__Recorded data__.
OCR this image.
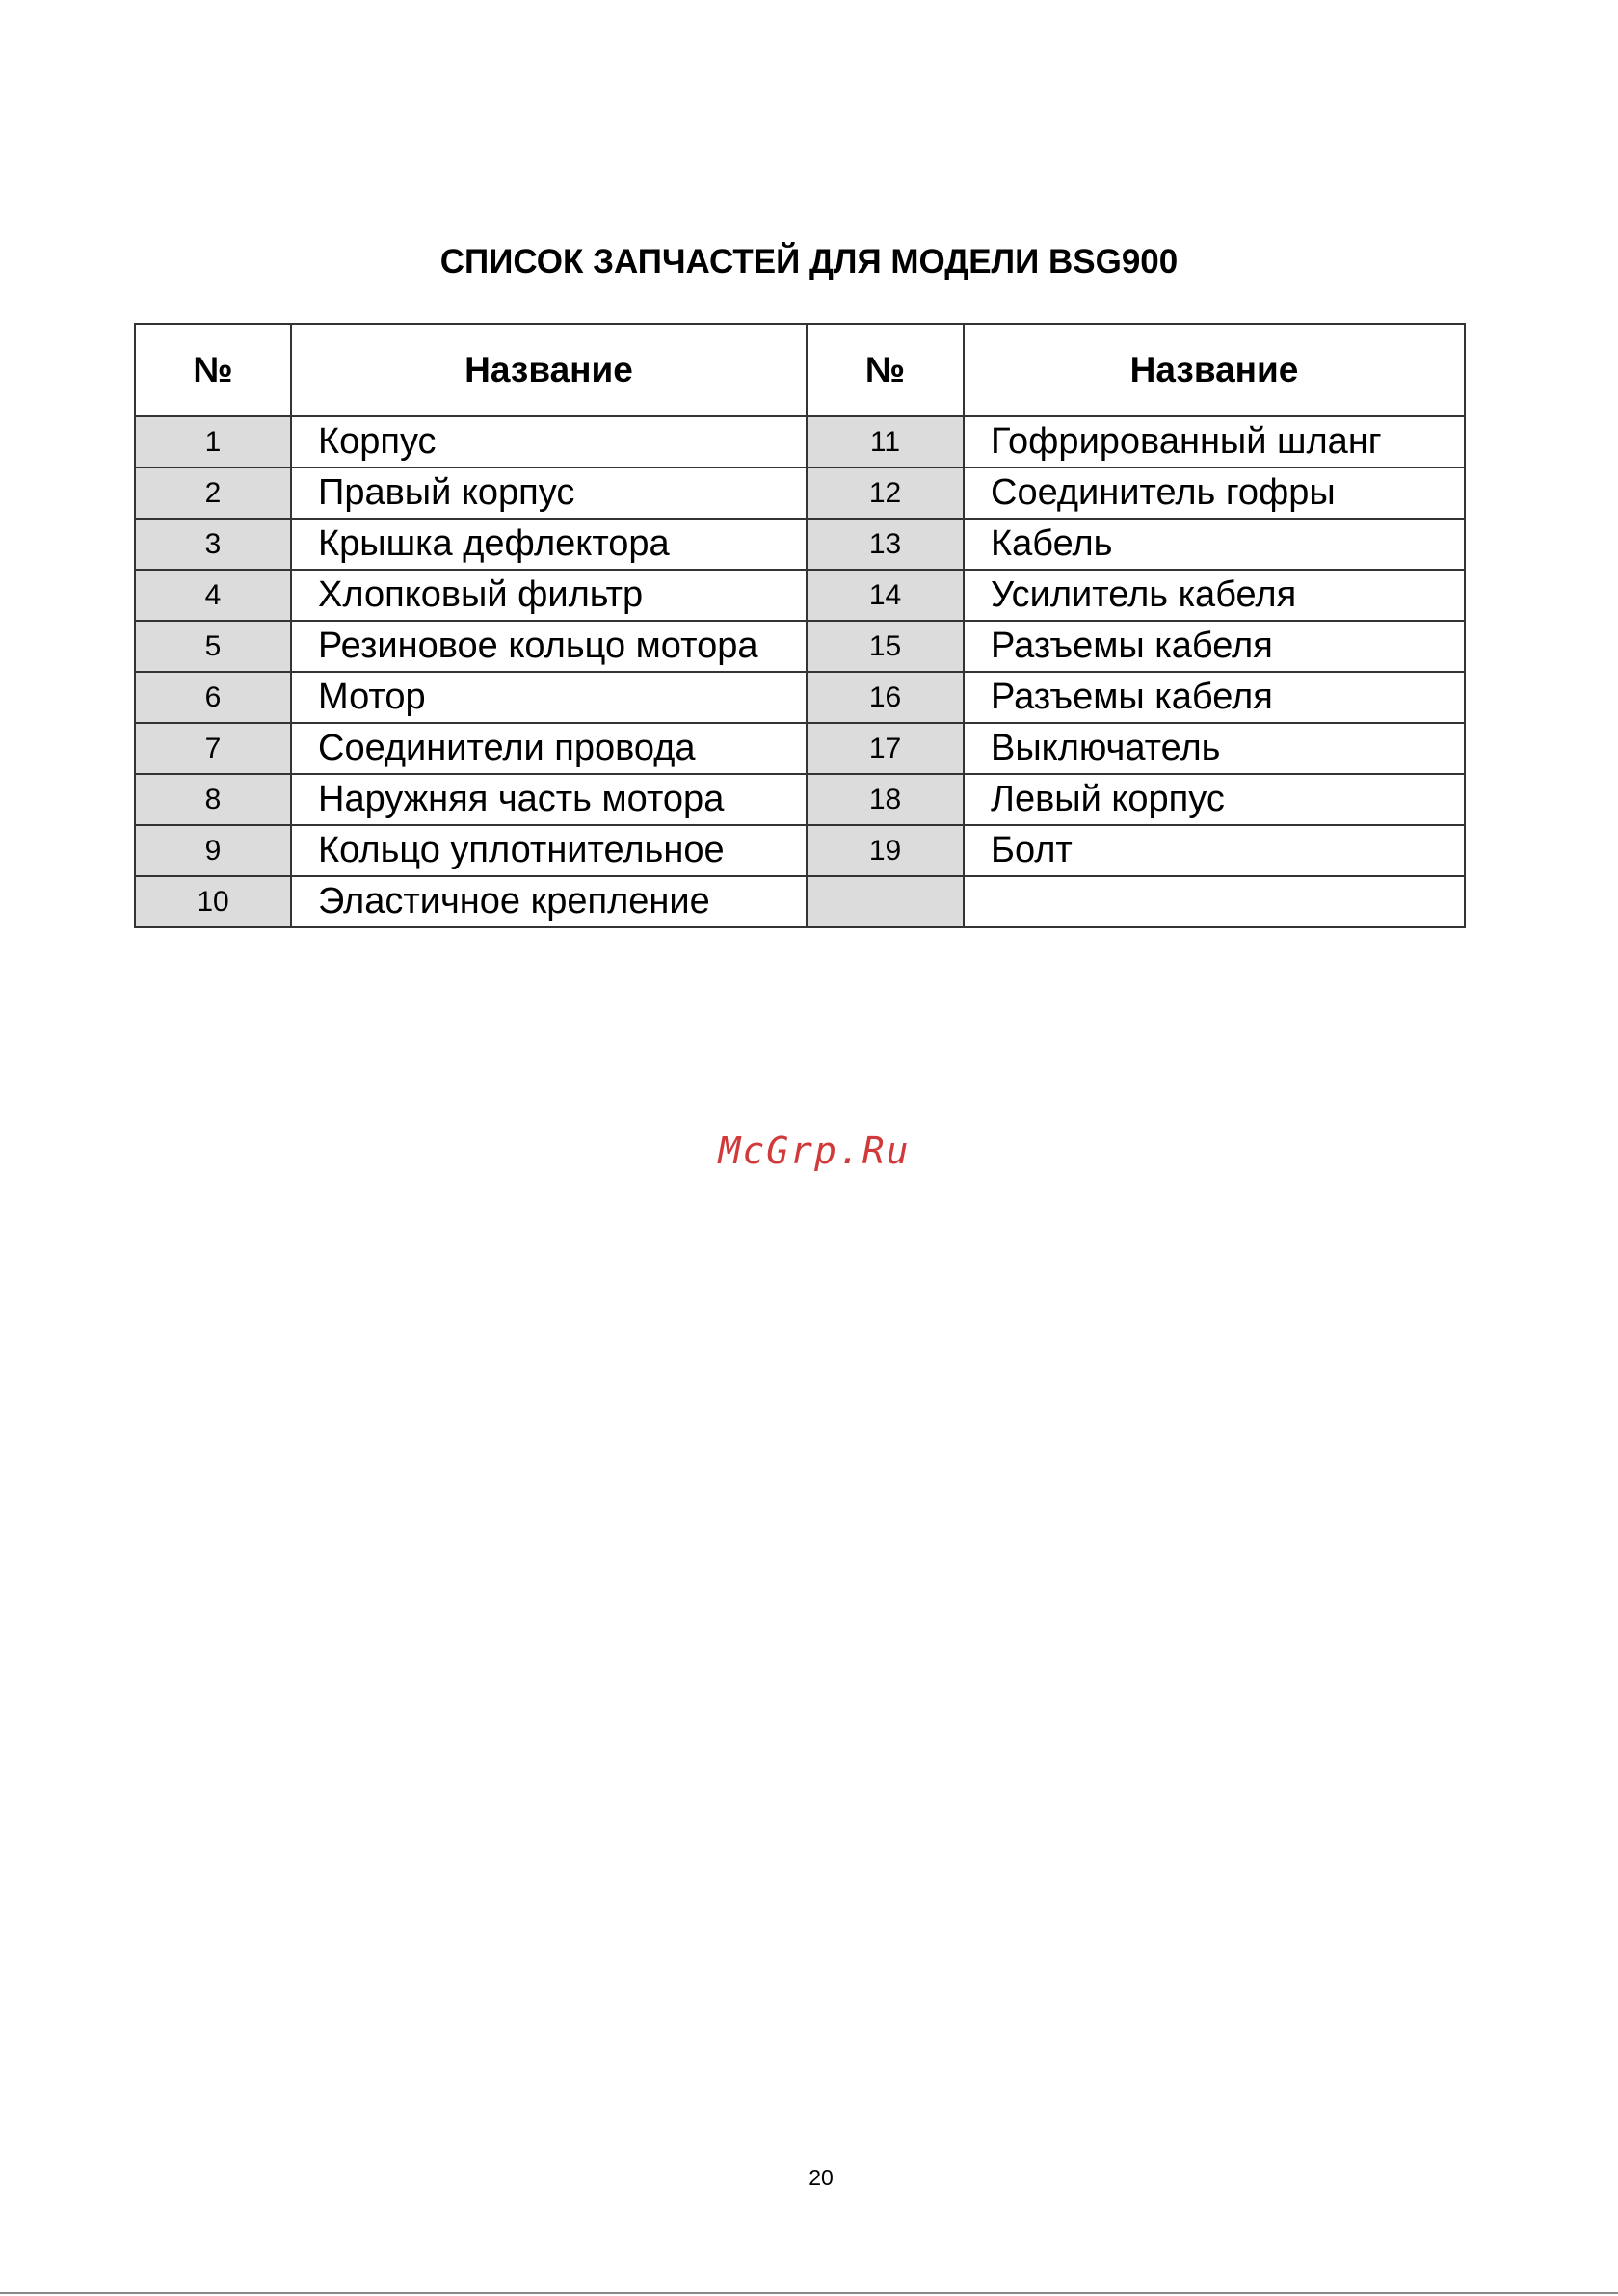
СПИСОК ЗАПЧАСТЕЙ ДЛЯ МОДЕЛИ BSG900
№	Название	№	Название
1	Корпус	11	Гофрированный шланг
2	Правый корпус	12	Соединитель гофры
3	Крышка дефлектора	13	Кабель
4	Хлопковый фильтр	14	Усилитель кабеля
5	Резиновое кольцо мотора	15	Разъемы кабеля
6	Мотор	16	Разъемы кабеля
7	Соединители провода	17	Выключатель
8	Наружняя часть мотора	18	Левый корпус
9	Кольцо уплотнительное	19	Болт
10	Эластичное крепление		
McGrp.Ru
20
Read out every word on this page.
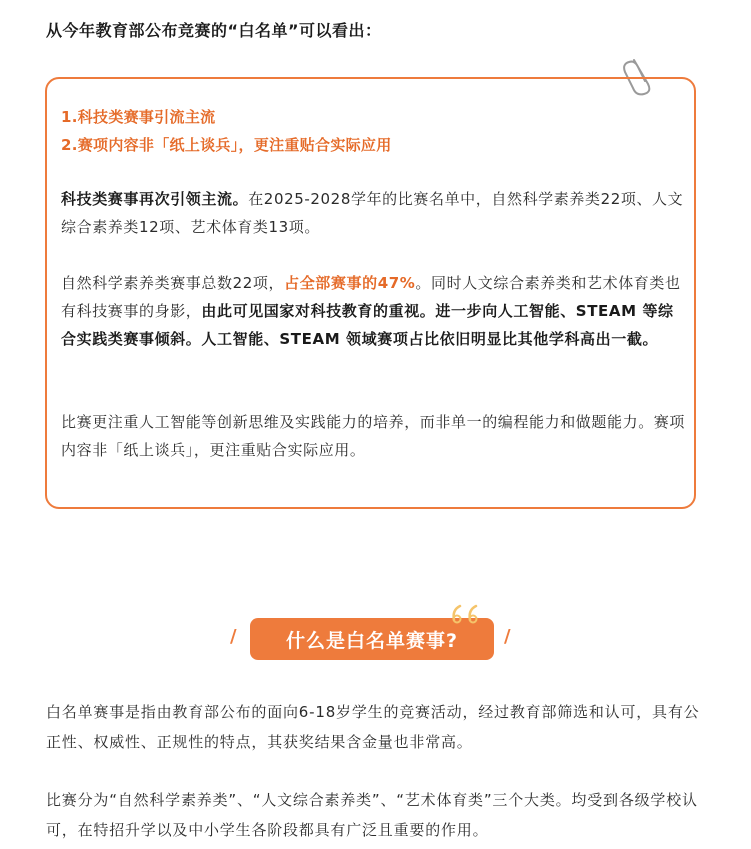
从今年教育部公布竞赛的“白名单”可以看出：
1.科技类赛事引流主流
2.赛项内容非「纸上谈兵」，更注重贴合实际应用
科技类赛事再次引领主流。在2025-2028学年的比赛名单中，自然科学素养类22项、人文综合素养类12项、艺术体育类13项。
自然科学素养类赛事总数22项，占全部赛事的47%。同时人文综合素养类和艺术体育类也有科技赛事的身影，由此可见国家对科技教育的重视。进一步向人工智能、STEAM 等综合实践类赛事倾斜。人工智能、STEAM 领域赛项占比依旧明显比其他学科高出一截。
比赛更注重人工智能等创新思维及实践能力的培养，而非单一的编程能力和做题能力。赛项内容非「纸上谈兵」，更注重贴合实际应用。
/	什么是白名单赛事?	/
白名单赛事是指由教育部公布的面向6-18岁学生的竞赛活动，经过教育部筛选和认可，具有公正性、权威性、正规性的特点，其获奖结果含金量也非常高。
比赛分为“自然科学素养类”、“人文综合素养类”、“艺术体育类”三个大类。均受到各级学校认可，在特招升学以及中小学生各阶段都具有广泛且重要的作用。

__The request__. Report the number of lines holding the string "赛项内容非", without any other words.

__Result__. 2